RECORDS FOR PROCESSING below:

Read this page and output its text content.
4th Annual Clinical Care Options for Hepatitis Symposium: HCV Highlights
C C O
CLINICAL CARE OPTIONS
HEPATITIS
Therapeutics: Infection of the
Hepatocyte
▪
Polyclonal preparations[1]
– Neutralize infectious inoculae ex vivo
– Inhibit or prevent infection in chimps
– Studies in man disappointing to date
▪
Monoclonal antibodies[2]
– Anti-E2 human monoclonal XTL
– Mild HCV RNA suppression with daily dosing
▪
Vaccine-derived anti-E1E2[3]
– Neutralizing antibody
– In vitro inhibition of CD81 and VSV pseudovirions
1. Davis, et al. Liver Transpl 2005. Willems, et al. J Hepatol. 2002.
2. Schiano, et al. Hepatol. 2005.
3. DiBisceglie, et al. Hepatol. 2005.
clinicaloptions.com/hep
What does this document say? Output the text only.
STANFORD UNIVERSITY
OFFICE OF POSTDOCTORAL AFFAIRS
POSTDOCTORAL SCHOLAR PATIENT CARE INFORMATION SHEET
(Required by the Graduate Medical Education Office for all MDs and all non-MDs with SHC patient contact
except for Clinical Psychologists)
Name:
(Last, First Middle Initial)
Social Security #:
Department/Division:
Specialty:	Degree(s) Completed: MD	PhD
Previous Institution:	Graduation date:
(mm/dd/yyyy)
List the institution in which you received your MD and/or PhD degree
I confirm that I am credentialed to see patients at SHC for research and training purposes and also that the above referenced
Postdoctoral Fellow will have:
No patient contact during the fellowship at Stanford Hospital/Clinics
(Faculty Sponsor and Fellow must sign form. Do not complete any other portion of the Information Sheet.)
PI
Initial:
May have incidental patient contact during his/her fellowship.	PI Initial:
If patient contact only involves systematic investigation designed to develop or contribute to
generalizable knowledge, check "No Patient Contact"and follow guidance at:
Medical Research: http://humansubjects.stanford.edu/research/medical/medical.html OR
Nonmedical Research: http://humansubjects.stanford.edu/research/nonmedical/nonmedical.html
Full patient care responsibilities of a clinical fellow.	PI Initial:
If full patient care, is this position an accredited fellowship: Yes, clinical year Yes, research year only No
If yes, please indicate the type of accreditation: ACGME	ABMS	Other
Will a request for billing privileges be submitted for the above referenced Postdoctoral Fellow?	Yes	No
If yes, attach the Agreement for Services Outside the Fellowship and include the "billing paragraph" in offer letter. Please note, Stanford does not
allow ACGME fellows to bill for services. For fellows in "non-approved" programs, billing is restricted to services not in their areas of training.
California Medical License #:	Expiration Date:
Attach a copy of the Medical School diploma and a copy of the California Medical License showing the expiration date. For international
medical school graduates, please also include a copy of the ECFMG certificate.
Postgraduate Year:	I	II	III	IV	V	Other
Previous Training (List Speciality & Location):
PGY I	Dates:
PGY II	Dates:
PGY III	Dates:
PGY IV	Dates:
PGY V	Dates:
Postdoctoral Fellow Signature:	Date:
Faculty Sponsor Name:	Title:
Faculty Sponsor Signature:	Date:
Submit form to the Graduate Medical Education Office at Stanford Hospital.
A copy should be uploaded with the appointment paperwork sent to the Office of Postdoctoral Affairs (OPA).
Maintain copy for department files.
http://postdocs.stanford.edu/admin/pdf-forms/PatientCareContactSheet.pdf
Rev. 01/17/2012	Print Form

End of RECORDS FOR PROCESSING.

* **THE TASK**
Could you please find every line of the listing above holding the string "California" and copy it?

* **RESPONSE**
California Medical License #:	Expiration Date:
Attach a copy of the Medical School diploma and a copy of the California Medical License showing the expiration date. For international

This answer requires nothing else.